**What is asked:**
Scan the data for "value" and copy the lines it appears in.
_ _ _ _ _
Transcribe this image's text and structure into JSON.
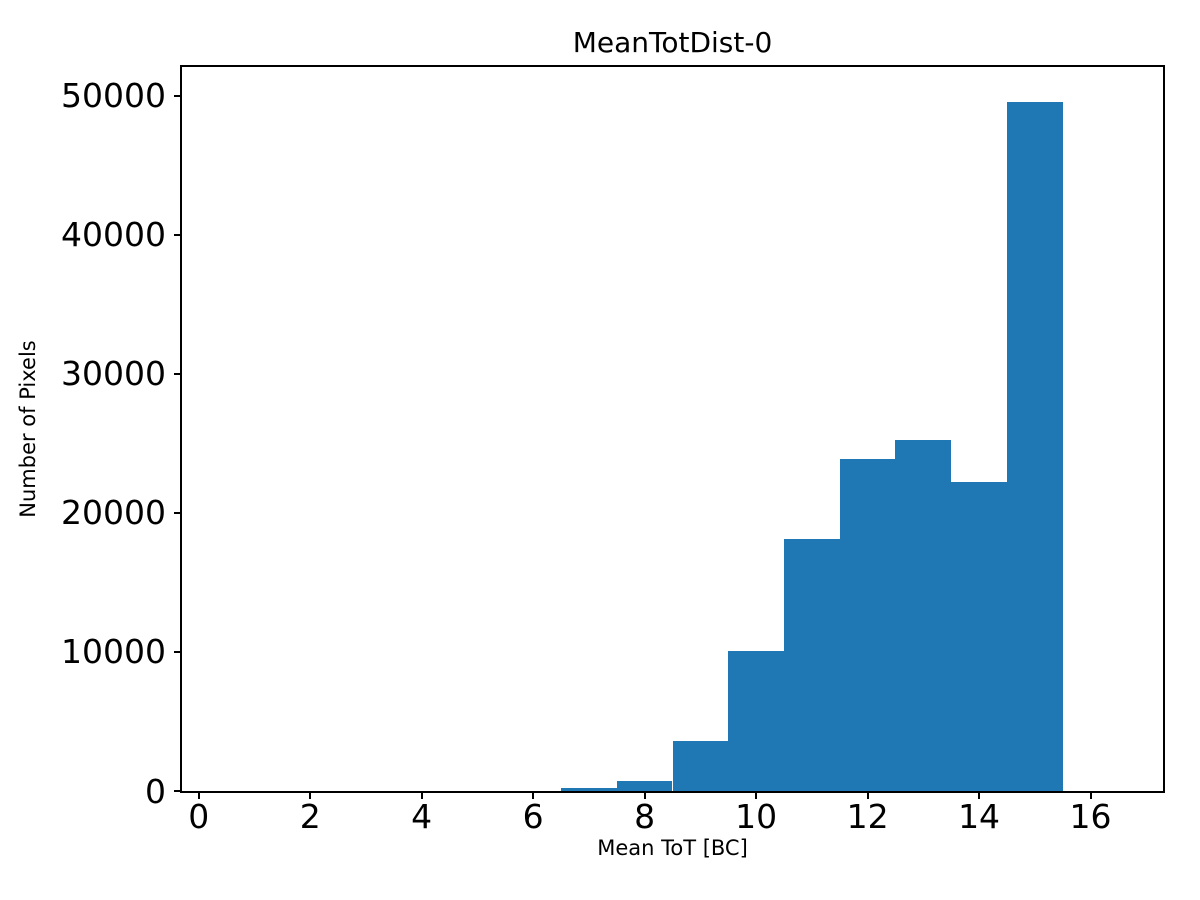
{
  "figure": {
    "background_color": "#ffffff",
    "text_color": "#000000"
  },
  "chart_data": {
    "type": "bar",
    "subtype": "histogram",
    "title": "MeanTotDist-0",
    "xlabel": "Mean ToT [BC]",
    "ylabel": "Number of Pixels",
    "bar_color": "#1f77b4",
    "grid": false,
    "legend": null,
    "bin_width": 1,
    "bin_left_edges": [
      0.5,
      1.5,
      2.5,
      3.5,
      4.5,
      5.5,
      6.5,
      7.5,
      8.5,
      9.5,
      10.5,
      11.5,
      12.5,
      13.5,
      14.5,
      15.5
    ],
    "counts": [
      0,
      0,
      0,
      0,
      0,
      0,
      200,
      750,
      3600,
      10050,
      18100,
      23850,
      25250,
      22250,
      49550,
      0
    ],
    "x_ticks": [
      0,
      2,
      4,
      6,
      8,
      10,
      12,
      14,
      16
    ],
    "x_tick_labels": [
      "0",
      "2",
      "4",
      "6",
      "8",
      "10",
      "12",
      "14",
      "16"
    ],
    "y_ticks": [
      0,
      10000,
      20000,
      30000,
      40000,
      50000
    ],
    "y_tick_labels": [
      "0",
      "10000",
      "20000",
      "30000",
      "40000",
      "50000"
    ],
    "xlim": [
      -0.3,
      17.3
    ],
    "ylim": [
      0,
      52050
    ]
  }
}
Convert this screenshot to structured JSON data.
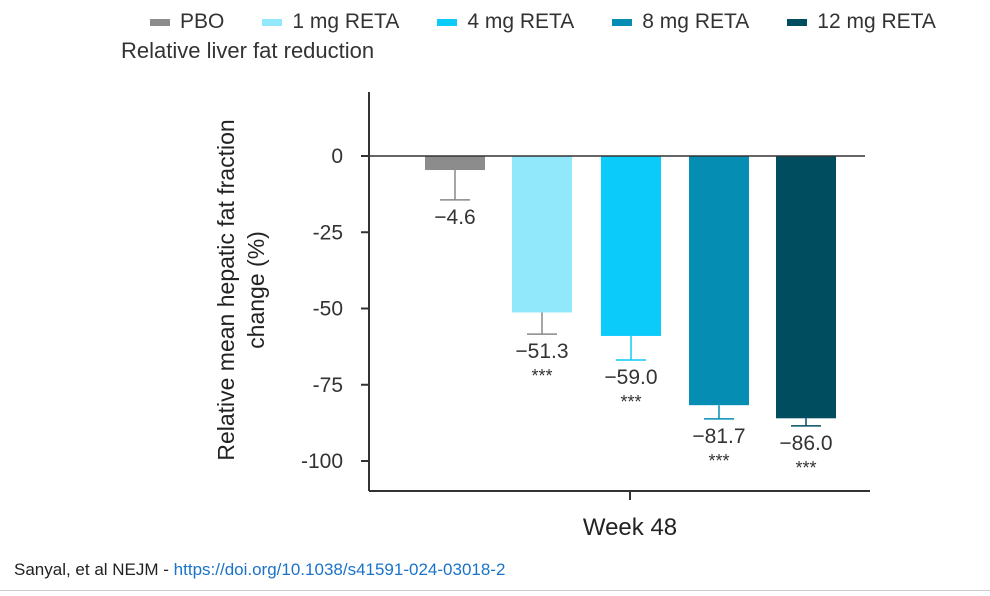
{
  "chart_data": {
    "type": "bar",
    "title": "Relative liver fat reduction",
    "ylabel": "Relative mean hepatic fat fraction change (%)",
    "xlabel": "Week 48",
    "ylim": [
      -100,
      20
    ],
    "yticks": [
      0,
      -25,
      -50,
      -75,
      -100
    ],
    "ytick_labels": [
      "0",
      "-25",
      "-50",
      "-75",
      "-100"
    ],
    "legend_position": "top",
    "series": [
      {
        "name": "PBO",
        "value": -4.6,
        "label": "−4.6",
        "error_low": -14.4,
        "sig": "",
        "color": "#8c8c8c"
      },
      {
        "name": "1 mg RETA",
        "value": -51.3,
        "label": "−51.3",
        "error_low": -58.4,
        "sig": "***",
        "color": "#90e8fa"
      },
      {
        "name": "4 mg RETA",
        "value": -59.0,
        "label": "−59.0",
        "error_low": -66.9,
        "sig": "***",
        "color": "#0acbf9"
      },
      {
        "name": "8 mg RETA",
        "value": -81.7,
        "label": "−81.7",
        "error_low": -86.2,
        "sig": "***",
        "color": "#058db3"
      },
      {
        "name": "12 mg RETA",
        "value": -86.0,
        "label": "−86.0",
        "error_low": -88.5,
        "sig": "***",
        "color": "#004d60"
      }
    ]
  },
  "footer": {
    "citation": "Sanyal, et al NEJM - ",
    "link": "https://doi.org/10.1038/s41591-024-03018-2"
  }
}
_ _ _ _ _
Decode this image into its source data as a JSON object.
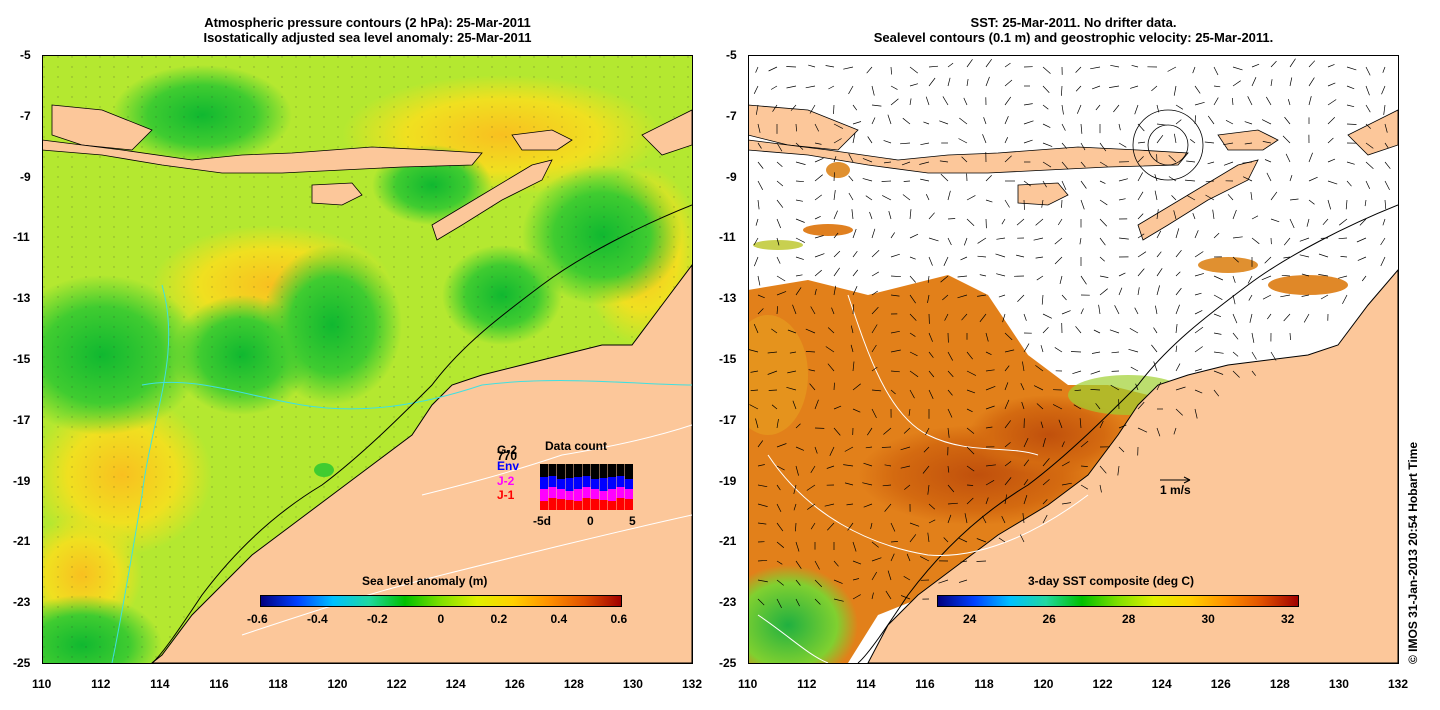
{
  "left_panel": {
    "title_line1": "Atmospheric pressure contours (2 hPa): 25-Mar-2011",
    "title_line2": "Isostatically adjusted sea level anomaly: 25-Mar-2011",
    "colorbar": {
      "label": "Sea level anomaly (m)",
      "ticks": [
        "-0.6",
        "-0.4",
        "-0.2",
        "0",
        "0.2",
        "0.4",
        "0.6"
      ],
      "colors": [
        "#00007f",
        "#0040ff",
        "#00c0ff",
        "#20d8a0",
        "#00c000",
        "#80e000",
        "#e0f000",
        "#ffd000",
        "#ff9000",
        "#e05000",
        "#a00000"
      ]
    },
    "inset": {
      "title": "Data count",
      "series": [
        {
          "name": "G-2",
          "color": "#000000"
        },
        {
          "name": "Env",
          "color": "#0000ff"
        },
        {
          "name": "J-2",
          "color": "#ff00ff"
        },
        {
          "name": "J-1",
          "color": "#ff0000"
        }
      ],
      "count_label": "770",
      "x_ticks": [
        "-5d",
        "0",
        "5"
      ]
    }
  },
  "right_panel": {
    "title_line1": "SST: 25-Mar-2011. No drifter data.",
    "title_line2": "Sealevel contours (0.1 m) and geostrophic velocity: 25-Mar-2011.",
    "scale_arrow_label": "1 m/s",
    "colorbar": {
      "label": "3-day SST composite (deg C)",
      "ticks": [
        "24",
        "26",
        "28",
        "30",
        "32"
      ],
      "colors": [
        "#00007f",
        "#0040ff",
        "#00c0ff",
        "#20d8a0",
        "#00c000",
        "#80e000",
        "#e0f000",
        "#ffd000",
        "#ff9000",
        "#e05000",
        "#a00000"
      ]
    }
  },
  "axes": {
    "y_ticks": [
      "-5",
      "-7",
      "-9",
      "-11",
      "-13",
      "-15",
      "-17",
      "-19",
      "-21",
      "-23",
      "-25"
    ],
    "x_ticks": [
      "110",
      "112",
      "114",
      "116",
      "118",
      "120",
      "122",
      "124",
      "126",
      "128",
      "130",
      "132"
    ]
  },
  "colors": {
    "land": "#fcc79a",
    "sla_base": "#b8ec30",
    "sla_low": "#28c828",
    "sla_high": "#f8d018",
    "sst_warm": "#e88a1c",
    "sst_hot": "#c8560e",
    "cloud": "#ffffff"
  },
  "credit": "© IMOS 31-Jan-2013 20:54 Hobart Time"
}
_ _ _ _ _
**Answer in full:**
        "value": -4.6,
        "value": -51.3,
        "value": -59.0,
        "value": -81.7,
        "value": -86.0,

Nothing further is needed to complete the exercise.